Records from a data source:
# # # # #
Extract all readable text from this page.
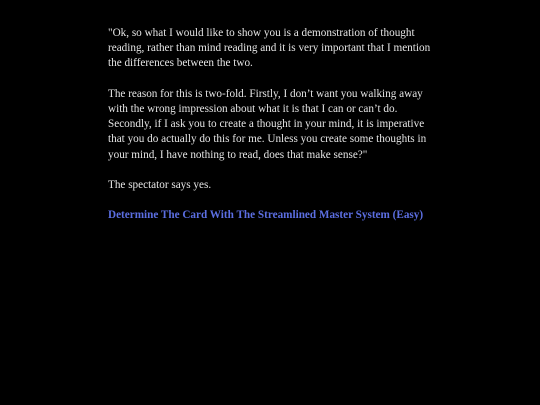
"Ok, so what I would like to show you is a demonstration of thought reading, rather than mind reading and it is very important that I mention the differences between the two.

The reason for this is two-fold. Firstly, I don’t want you walking away with the wrong impression about what it is that I can or can’t do. Secondly, if I ask you to create a thought in your mind, it is imperative that you do actually do this for me. Unless you create some thoughts in your mind, I have nothing to read, does that make sense?"

The spectator says yes.

Determine The Card With The Streamlined Master System (Easy)
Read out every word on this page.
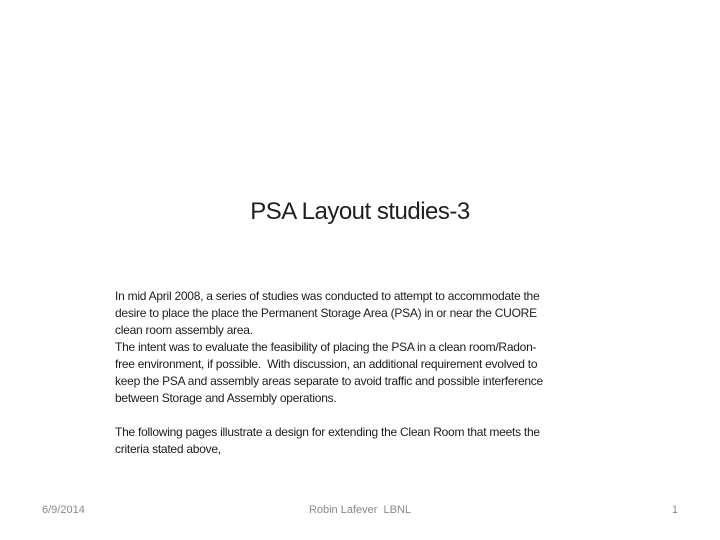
PSA Layout studies-3
In mid April 2008, a series of studies was conducted to attempt to accommodate the
desire to place the place the Permanent Storage Area (PSA) in or near the CUORE
clean room assembly area.
The intent was to evaluate the feasibility of placing the PSA in a clean room/Radon-
free environment, if possible.  With discussion, an additional requirement evolved to
keep the PSA and assembly areas separate to avoid traffic and possible interference
between Storage and Assembly operations.
The following pages illustrate a design for extending the Clean Room that meets the
criteria stated above,
6/9/2014	Robin Lafever  LBNL	1
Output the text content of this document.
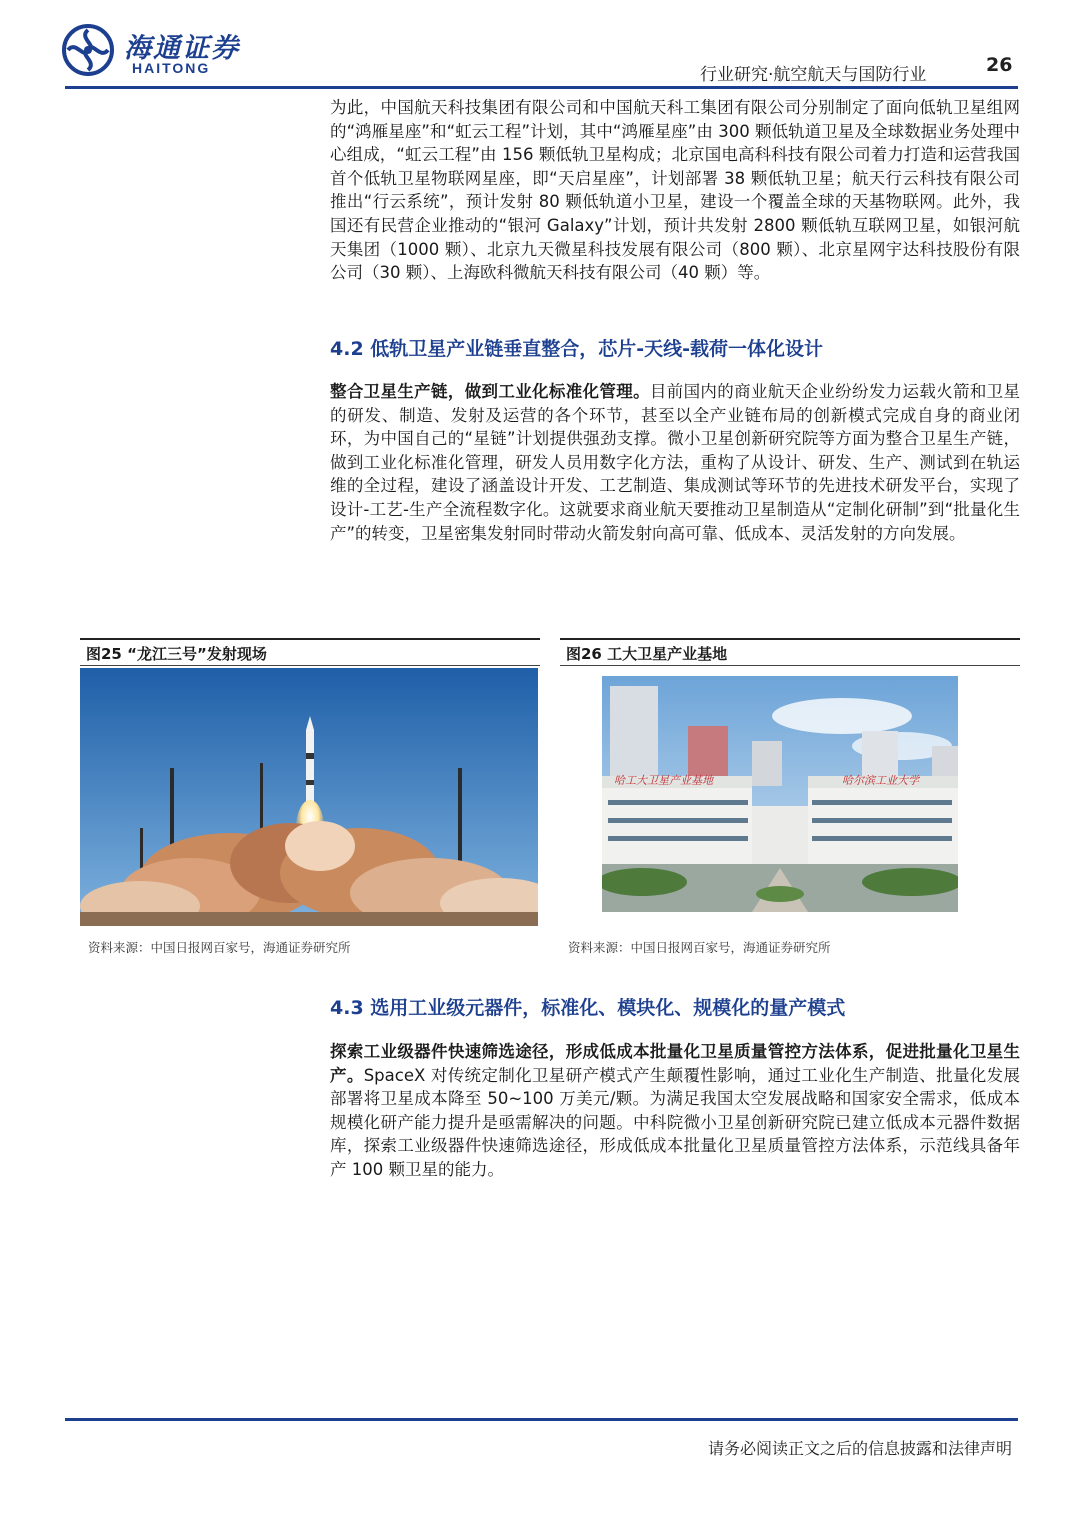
海通证券
HAITONG	行业研究·航空航天与国防行业	26

为此，中国航天科技集团有限公司和中国航天科工集团有限公司分别制定了面向低轨卫星组网的“鸿雁星座”和“虹云工程”计划，其中“鸿雁星座”由 300 颗低轨道卫星及全球数据业务处理中心组成，“虹云工程”由 156 颗低轨卫星构成；北京国电高科科技有限公司着力打造和运营我国首个低轨卫星物联网星座，即“天启星座”，计划部署 38 颗低轨卫星；航天行云科技有限公司推出“行云系统”，预计发射 80 颗低轨道小卫星，建设一个覆盖全球的天基物联网。此外，我国还有民营企业推动的“银河 Galaxy”计划，预计共发射 2800 颗低轨互联网卫星，如银河航天集团（1000 颗）、北京九天微星科技发展有限公司（800 颗）、北京星网宇达科技股份有限公司（30 颗）、上海欧科微航天科技有限公司（40 颗）等。

4.2 低轨卫星产业链垂直整合，芯片-天线-载荷一体化设计

整合卫星生产链，做到工业化标准化管理。目前国内的商业航天企业纷纷发力运载火箭和卫星的研发、制造、发射及运营的各个环节，甚至以全产业链布局的创新模式完成自身的商业闭环，为中国自己的“星链”计划提供强劲支撑。微小卫星创新研究院等方面为整合卫星生产链，做到工业化标准化管理，研发人员用数字化方法，重构了从设计、研发、生产、测试到在轨运维的全过程，建设了涵盖设计开发、工艺制造、集成测试等环节的先进技术研发平台，实现了设计-工艺-生产全流程数字化。这就要求商业航天要推动卫星制造从“定制化研制”到“批量化生产”的转变，卫星密集发射同时带动火箭发射向高可靠、低成本、灵活发射的方向发展。

图25 “龙江三号”发射现场
资料来源：中国日报网百家号，海通证券研究所
图26 工大卫星产业基地
哈工大卫星产业基地	哈尔滨工业大学
资料来源：中国日报网百家号，海通证券研究所
4.3 选用工业级元器件，标准化、模块化、规模化的量产模式

探索工业级器件快速筛选途径，形成低成本批量化卫星质量管控方法体系，促进批量化卫星生产。SpaceX 对传统定制化卫星研产模式产生颠覆性影响，通过工业化生产制造、批量化发展部署将卫星成本降至 50~100 万美元/颗。为满足我国太空发展战略和国家安全需求，低成本规模化研产能力提升是亟需解决的问题。中科院微小卫星创新研究院已建立低成本元器件数据库，探索工业级器件快速筛选途径，形成低成本批量化卫星质量管控方法体系，示范线具备年产 100 颗卫星的能力。

请务必阅读正文之后的信息披露和法律声明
# # # # #
SET PROBLEM:
Find the lines above holding the word "mind" and show them.

SOLUTION TO THE PROBLEM:
"Ok, so what I would like to show you is a demonstration of thought reading, rather than mind reading and it is very important that I mention the differences between the two.
The reason for this is two-fold. Firstly, I don’t want you walking away with the wrong impression about what it is that I can or can’t do. Secondly, if I ask you to create a thought in your mind, it is imperative that you do actually do this for me. Unless you create some thoughts in your mind, I have nothing to read, does that make sense?"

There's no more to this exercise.